# INSTRUCTIONS TO FOLLOW
Find the lines below that contain the string "Севера". Copy each one.

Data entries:
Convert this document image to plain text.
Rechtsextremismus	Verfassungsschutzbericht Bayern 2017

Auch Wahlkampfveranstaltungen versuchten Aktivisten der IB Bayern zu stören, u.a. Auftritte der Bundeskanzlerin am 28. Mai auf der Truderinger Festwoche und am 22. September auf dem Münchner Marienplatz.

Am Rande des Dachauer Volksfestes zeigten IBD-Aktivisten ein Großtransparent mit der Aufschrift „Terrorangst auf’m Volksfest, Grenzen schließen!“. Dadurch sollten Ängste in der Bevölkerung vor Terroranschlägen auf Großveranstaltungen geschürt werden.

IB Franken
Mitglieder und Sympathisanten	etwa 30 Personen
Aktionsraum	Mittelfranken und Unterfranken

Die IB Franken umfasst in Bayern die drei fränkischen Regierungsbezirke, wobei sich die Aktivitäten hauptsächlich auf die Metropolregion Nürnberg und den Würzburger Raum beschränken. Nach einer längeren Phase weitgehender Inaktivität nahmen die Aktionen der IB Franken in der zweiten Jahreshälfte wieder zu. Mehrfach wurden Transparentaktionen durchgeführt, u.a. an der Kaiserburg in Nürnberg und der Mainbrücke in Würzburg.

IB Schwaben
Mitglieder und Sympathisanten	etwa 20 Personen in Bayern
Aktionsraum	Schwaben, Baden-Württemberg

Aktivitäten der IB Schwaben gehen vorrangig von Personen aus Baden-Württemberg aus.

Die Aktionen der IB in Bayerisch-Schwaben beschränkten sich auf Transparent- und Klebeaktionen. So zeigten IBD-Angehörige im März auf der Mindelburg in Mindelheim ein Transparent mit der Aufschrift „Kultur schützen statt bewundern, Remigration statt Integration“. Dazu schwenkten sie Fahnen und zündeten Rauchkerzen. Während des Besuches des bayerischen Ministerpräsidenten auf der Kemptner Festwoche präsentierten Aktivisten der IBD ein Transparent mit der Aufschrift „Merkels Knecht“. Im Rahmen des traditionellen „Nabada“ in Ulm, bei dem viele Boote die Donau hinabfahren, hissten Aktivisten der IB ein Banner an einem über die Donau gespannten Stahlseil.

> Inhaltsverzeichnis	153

==

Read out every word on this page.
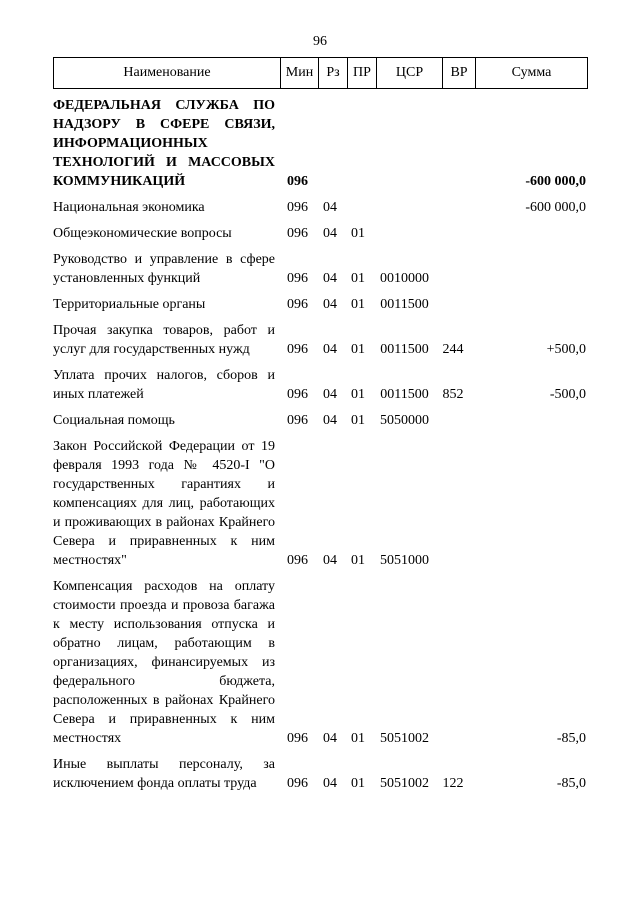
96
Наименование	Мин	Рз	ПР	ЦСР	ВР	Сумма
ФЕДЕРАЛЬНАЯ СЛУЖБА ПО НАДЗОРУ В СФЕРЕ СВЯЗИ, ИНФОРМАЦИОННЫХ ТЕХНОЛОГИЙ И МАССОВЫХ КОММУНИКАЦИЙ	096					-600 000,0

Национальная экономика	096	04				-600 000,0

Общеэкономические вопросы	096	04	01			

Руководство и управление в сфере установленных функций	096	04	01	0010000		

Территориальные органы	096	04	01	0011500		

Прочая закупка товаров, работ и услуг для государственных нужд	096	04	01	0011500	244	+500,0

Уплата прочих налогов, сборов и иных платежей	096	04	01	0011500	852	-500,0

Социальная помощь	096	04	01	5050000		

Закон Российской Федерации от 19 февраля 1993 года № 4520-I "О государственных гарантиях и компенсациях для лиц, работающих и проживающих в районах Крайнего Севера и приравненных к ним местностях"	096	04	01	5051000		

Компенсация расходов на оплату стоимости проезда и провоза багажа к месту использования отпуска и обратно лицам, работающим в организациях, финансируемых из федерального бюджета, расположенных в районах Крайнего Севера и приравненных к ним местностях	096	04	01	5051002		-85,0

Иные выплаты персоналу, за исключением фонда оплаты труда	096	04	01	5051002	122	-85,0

# ANSWER TO THE TASK
Закон Российской Федерации от 19 февраля 1993 года № 4520-I "О государственных гарантиях и компенсациях для лиц, работающих и проживающих в районах Крайнего Севера и приравненных к ним местностях"	096	04	01	5051000		
Компенсация расходов на оплату стоимости проезда и провоза багажа к месту использования отпуска и обратно лицам, работающим в организациях, финансируемых из федерального бюджета, расположенных в районах Крайнего Севера и приравненных к ним местностях	096	04	01	5051002		-85,0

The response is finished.